Text passage:
# 30" Mudlites



## mmelton005 (Oct 12, 2011)

Recently bought a set of 30" mudlites. I have a 08 650I with a 2" HL bracket lift with 1.5 spring spacers and rub on the inside of the floor boards, I can't turn very well at all. I have 2+5 offset wheels which I thought would take care of the problem but it didn't work. I just read on here of guys running 29.5 outlaws and 30" backs with the same lift setup as me and clears fine.....:thinking: a little help?


----------



## Polaris425 (Dec 16, 2004)

Probably the spacers and the wide rims. Try running just the rims.


----------



## mmelton005 (Oct 12, 2011)

Polaris425 said:


> Probably the spacers and the wide rims. Try running just the rims.


running just the rims?


----------



## 2010Bruterider (Jun 20, 2010)

I think John means take the spacers off. Maybe you're so wide it's getting into the plastics.
Have you heated and pushed the fenderwells back? That will give you at least an inch more clearance.


----------



## filthyredneck (Feb 10, 2010)

I think you guys may have misread the post.... He said 1.5" Spring Spacers, not wheel spacers. I'd imagine it rides like a log truck lol. 

-Killing Time Using Tapatalk-


----------



## NMKawierider (Apr 11, 2009)

I sure would hate to try turning an IRS with 2+5s on the front...gota suck...bad. And the bar-rip...wow.


----------



## mmelton005 (Oct 12, 2011)

Material provided:
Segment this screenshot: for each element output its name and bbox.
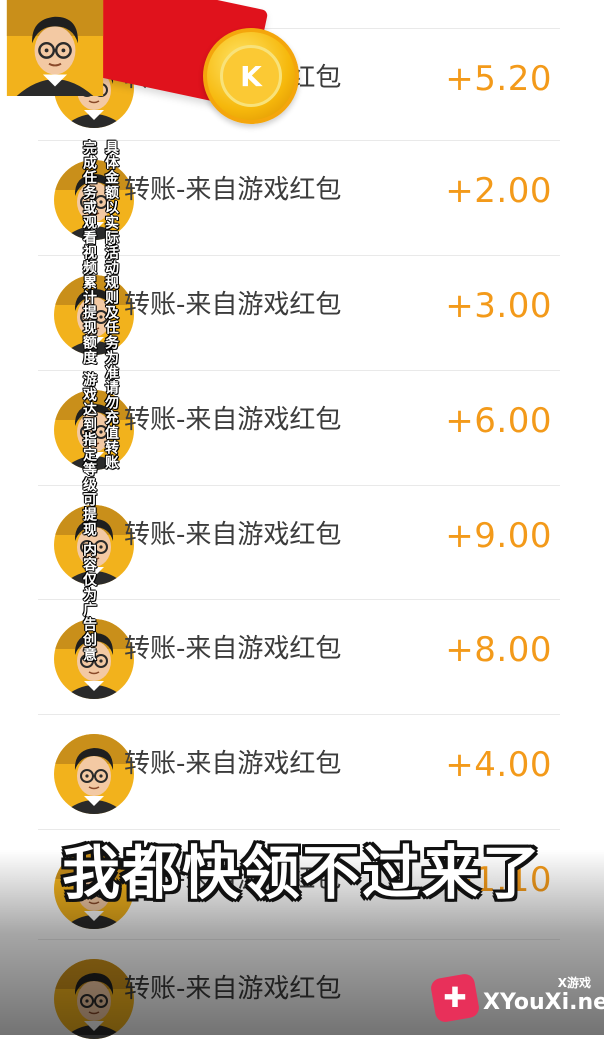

Task instructions:
1. In two sentences, summarize the forum thread about 30-inch Mudlites.
2. Answer these from the forum thread about 30-inch Mudlites:
(a) How tall is the HL bracket lift on the original poster's machine?
(b) How much more clearance does heating and pushing the fenderwells back give?
(c) According to filthyredneck, what kind of spacers did the original poster mention?
3. Resume the forum thread about 30-inch Mudlites with the post by mmelton005 that comes next.

Results in order:
1. A rider with an 08 650I on a 2" HL bracket lift with 1.5" spring spacers says new 30" Mudlites rub the inside of the floor boards and make turning hard, even with 2+5 offset wheels. Replies blame the spacers and wide rims, suggest heating and pushing the fenderwells back for at least an inch more clearance, point out that the spacers are spring spacers rather than wheel spacers, and say turning an IRS with 2+5s on the front would be bad.

2.
(a) 2 inches
(b) At least an inch
(c) Spring spacers, not wheel spacers

3.
It's not the most comfortable ride. I took it out for the first time today. It doesn't rub as bad as i expected. Might do the heat gun and basketball method.


----------



## filthyredneck (Feb 10, 2010)

^That'll definitely open up some room between the tire and floorboard, if its only rubbing a tiny bit then it shouldn't rub at all once you've done that.


----------



## bigbrute715 (Dec 1, 2009)

30" mud lites are taller then backs and outlaws that's why they arnt having rubbing problems. I had 30 lites and they rubbed buy when I switched to backs it cleared everything


Id Rather be riding then talking about it with tapatalk


----------



## Polaris425 (Dec 16, 2004)

filthyredneck said:


> I think you guys may have misread the post.... He said 1.5" Spring Spacers, not wheel spacers. I'd imagine it rides like a log truck lol.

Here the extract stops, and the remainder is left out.